*Exercise material:*
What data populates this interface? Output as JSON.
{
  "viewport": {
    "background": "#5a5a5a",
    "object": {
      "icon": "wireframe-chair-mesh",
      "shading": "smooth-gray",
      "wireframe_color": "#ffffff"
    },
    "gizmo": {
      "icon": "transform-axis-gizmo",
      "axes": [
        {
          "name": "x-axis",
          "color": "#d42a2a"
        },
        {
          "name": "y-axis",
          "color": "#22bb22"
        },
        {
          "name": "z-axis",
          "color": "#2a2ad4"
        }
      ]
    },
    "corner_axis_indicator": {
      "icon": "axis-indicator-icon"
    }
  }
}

...

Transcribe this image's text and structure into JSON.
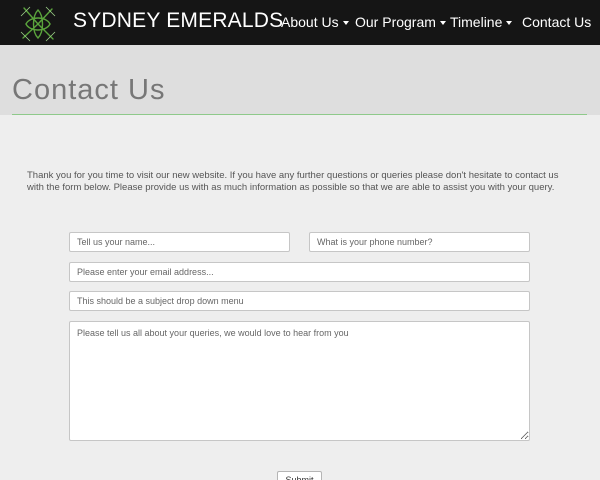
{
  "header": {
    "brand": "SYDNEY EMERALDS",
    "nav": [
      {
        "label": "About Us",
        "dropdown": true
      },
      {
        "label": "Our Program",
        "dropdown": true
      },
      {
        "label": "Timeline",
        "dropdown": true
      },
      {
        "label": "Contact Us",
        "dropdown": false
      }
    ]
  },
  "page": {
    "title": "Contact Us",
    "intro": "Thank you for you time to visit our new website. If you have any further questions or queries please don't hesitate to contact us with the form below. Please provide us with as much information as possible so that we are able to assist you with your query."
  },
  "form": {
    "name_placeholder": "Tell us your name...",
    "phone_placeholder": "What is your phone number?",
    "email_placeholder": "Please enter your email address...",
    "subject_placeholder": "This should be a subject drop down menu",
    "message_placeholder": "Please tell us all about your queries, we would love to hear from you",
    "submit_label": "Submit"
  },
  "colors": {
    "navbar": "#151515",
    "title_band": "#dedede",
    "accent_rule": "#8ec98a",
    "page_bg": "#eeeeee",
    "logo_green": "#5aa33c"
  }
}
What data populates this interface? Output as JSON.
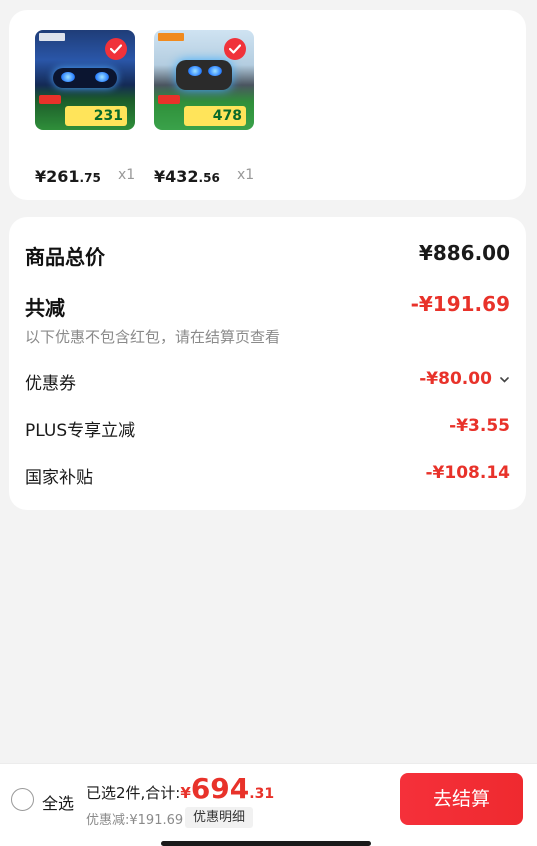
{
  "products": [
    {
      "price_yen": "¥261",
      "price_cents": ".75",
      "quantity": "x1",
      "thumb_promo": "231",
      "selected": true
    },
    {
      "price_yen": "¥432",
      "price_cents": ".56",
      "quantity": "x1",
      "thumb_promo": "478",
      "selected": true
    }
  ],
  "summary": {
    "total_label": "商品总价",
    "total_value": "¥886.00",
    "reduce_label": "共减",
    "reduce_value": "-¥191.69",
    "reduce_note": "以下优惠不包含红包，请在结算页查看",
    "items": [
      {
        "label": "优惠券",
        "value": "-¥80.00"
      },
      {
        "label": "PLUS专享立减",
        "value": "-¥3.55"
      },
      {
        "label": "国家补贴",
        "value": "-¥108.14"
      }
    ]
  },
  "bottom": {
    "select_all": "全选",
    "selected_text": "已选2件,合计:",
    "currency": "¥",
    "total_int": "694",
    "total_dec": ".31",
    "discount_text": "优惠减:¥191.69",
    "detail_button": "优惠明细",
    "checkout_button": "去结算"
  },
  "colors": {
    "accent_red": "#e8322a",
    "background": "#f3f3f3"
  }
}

*Direction:*
Search the data for "your". Copy every line that has it.

*Correct output:*
    "intro": "Thank you for you time to visit our new website. If you have any further questions or queries please don't hesitate to contact us with the form below. Please provide us with as much information as possible so that we are able to assist you with your query."
    "name_placeholder": "Tell us your name...",
    "phone_placeholder": "What is your phone number?",
    "email_placeholder": "Please enter your email address...",
    "message_placeholder": "Please tell us all about your queries, we would love to hear from you",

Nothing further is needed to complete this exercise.